* **INSTRUCTIONS TO FOLLOW**: Print the records below word for word, but leave out the pictures.

[BEGIN THE DATA]

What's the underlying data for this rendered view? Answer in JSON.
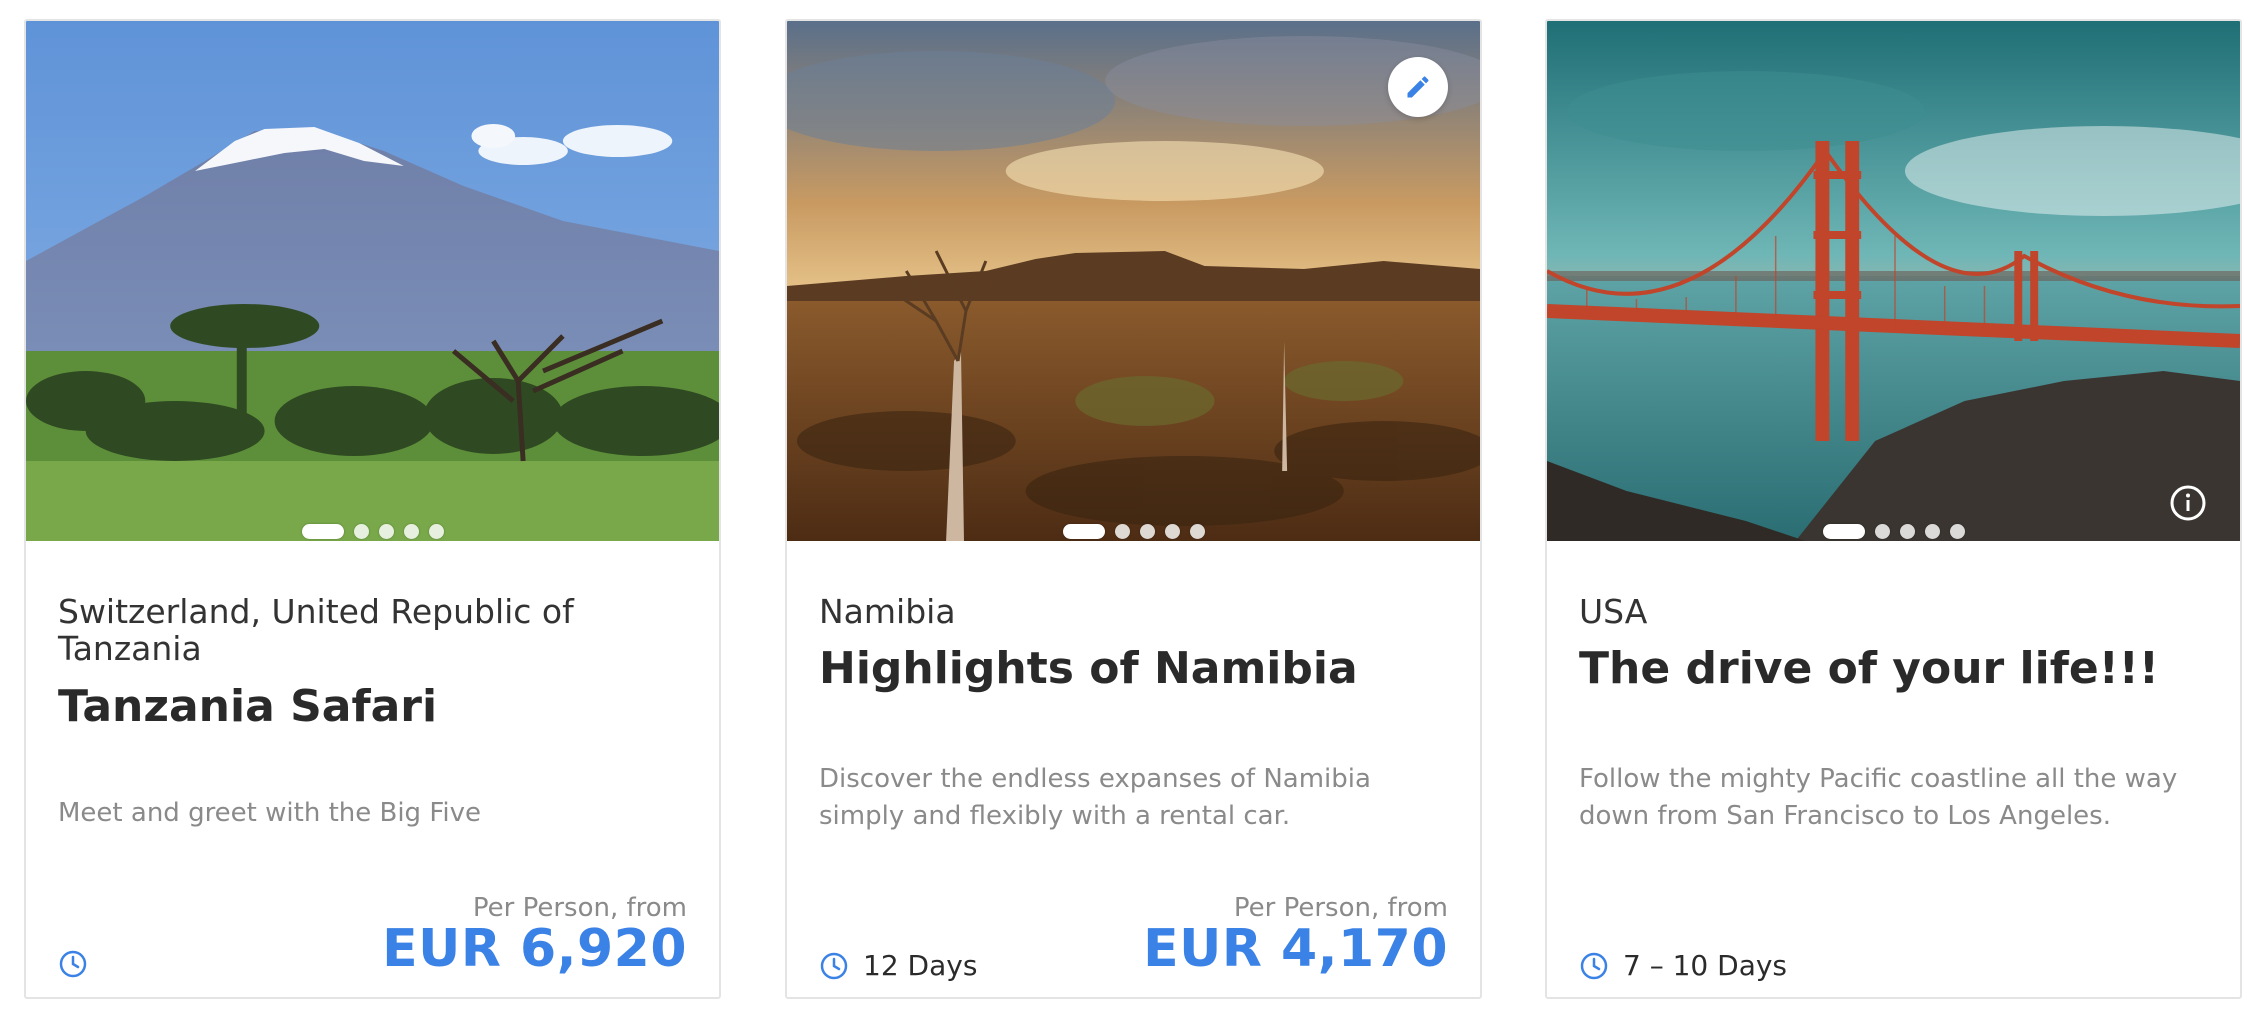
{
  "cards": [
    {
      "country": "Switzerland, United Republic of Tanzania",
      "title": "Tanzania Safari",
      "description": "Meet and greet with the Big Five",
      "price_label": "Per Person, from",
      "price": "EUR 6,920",
      "duration": "",
      "image_alt": "Mount Kilimanjaro with acacia trees",
      "carousel": {
        "slides": 5,
        "active": 1
      }
    },
    {
      "country": "Namibia",
      "title": "Highlights of Namibia",
      "description": "Discover the endless expanses of Namibia simply and flexibly with a rental car.",
      "price_label": "Per Person, from",
      "price": "EUR 4,170",
      "duration": "12 Days",
      "image_alt": "Namibian desert landscape at sunset",
      "carousel": {
        "slides": 5,
        "active": 1
      },
      "action_icon": "pencil-icon"
    },
    {
      "country": "USA",
      "title": "The drive of your life!!!",
      "description": "Follow the mighty Pacific coastline all the way down from San Francisco to Los Angeles.",
      "price_label": "",
      "price": "",
      "duration": "7 – 10 Days",
      "image_alt": "Golden Gate Bridge",
      "carousel": {
        "slides": 5,
        "active": 1
      },
      "action_icon": "info-icon"
    }
  ],
  "colors": {
    "accent": "#3b82e6",
    "text": "#2b2b2b",
    "muted": "#8a8a8a",
    "border": "#e4e4e4"
  }
}
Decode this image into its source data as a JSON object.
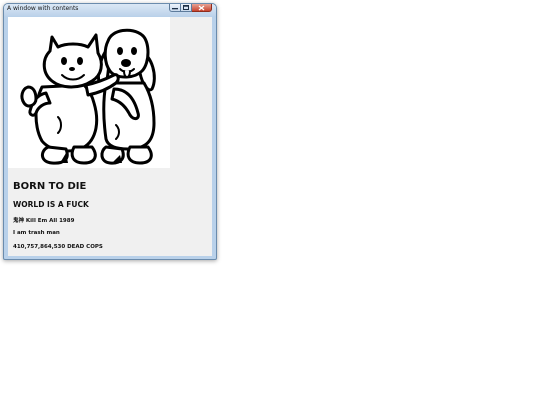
{
  "window": {
    "title": "A window with contents"
  },
  "content": {
    "heading": "BORN TO DIE",
    "subheading": "WORLD IS A FUCK",
    "line1": "鬼神 Kill Em All 1989",
    "line2": "I am trash man",
    "line3": "410,757,864,530 DEAD COPS"
  },
  "icons": {
    "minimize": "minimize-icon",
    "maximize": "maximize-icon",
    "close": "close-icon"
  },
  "colors": {
    "frame": "#b9d1ea",
    "close_button": "#c8442f",
    "client_background": "#f0f0f0"
  }
}
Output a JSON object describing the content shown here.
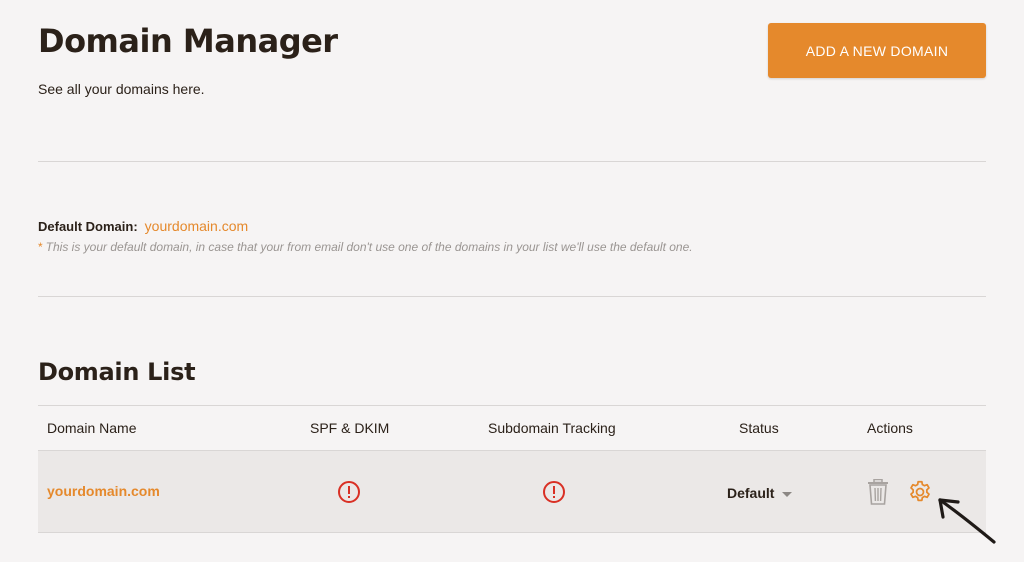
{
  "header": {
    "title": "Domain Manager",
    "subtitle": "See all your domains here.",
    "add_button_label": "ADD A NEW DOMAIN"
  },
  "default_domain": {
    "label": "Default Domain:",
    "value": "yourdomain.com",
    "note_asterisk": "*",
    "note": "This is your default domain, in case that your from email don't use one of the domains in your list we'll use the default one."
  },
  "domain_list": {
    "title": "Domain List",
    "columns": [
      "Domain Name",
      "SPF & DKIM",
      "Subdomain Tracking",
      "Status",
      "Actions"
    ],
    "rows": [
      {
        "domain": "yourdomain.com",
        "spf_dkim": "warning-icon",
        "subdomain_tracking": "warning-icon",
        "status": "Default",
        "actions": [
          "trash-icon",
          "gear-icon"
        ]
      }
    ]
  },
  "colors": {
    "accent": "#e5892c",
    "warning": "#d93025",
    "background": "#f6f4f4",
    "row_background": "#ebe8e7"
  }
}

[END THE DATA]

* **ANSWER TO THE EXERCISE**:
What's the underlying data for this rendered view? Answer in JSON.
{
  "cards": [
    {
      "country": "Switzerland, United Republic of Tanzania",
      "title": "Tanzania Safari",
      "description": "Meet and greet with the Big Five",
      "price_label": "Per Person, from",
      "price": "EUR 6,920",
      "duration": "",
      "image_alt": "Mount Kilimanjaro with acacia trees",
      "carousel": {
        "slides": 5,
        "active": 1
      }
    },
    {
      "country": "Namibia",
      "title": "Highlights of Namibia",
      "description": "Discover the endless expanses of Namibia simply and flexibly with a rental car.",
      "price_label": "Per Person, from",
      "price": "EUR 4,170",
      "duration": "12 Days",
      "image_alt": "Namibian desert landscape at sunset",
      "carousel": {
        "slides": 5,
        "active": 1
      },
      "action_icon": "pencil-icon"
    },
    {
      "country": "USA",
      "title": "The drive of your life!!!",
      "description": "Follow the mighty Pacific coastline all the way down from San Francisco to Los Angeles.",
      "price_label": "",
      "price": "",
      "duration": "7 – 10 Days",
      "image_alt": "Golden Gate Bridge",
      "carousel": {
        "slides": 5,
        "active": 1
      },
      "action_icon": "info-icon"
    }
  ],
  "colors": {
    "accent": "#3b82e6",
    "text": "#2b2b2b",
    "muted": "#8a8a8a",
    "border": "#e4e4e4"
  }
}
Decode this image into its source data as a JSON object.
{
  "window": {
    "title": "A window with contents"
  },
  "content": {
    "heading": "BORN TO DIE",
    "subheading": "WORLD IS A FUCK",
    "line1": "鬼神 Kill Em All 1989",
    "line2": "I am trash man",
    "line3": "410,757,864,530 DEAD COPS"
  },
  "icons": {
    "minimize": "minimize-icon",
    "maximize": "maximize-icon",
    "close": "close-icon"
  },
  "colors": {
    "frame": "#b9d1ea",
    "close_button": "#c8442f",
    "client_background": "#f0f0f0"
  }
}
Output a JSON object describing the content shown here.
{
  "header": {
    "title": "Domain Manager",
    "subtitle": "See all your domains here.",
    "add_button_label": "ADD A NEW DOMAIN"
  },
  "default_domain": {
    "label": "Default Domain:",
    "value": "yourdomain.com",
    "note_asterisk": "*",
    "note": "This is your default domain, in case that your from email don't use one of the domains in your list we'll use the default one."
  },
  "domain_list": {
    "title": "Domain List",
    "columns": [
      "Domain Name",
      "SPF & DKIM",
      "Subdomain Tracking",
      "Status",
      "Actions"
    ],
    "rows": [
      {
        "domain": "yourdomain.com",
        "spf_dkim": "warning-icon",
        "subdomain_tracking": "warning-icon",
        "status": "Default",
        "actions": [
          "trash-icon",
          "gear-icon"
        ]
      }
    ]
  },
  "colors": {
    "accent": "#e5892c",
    "warning": "#d93025",
    "background": "#f6f4f4",
    "row_background": "#ebe8e7"
  }
}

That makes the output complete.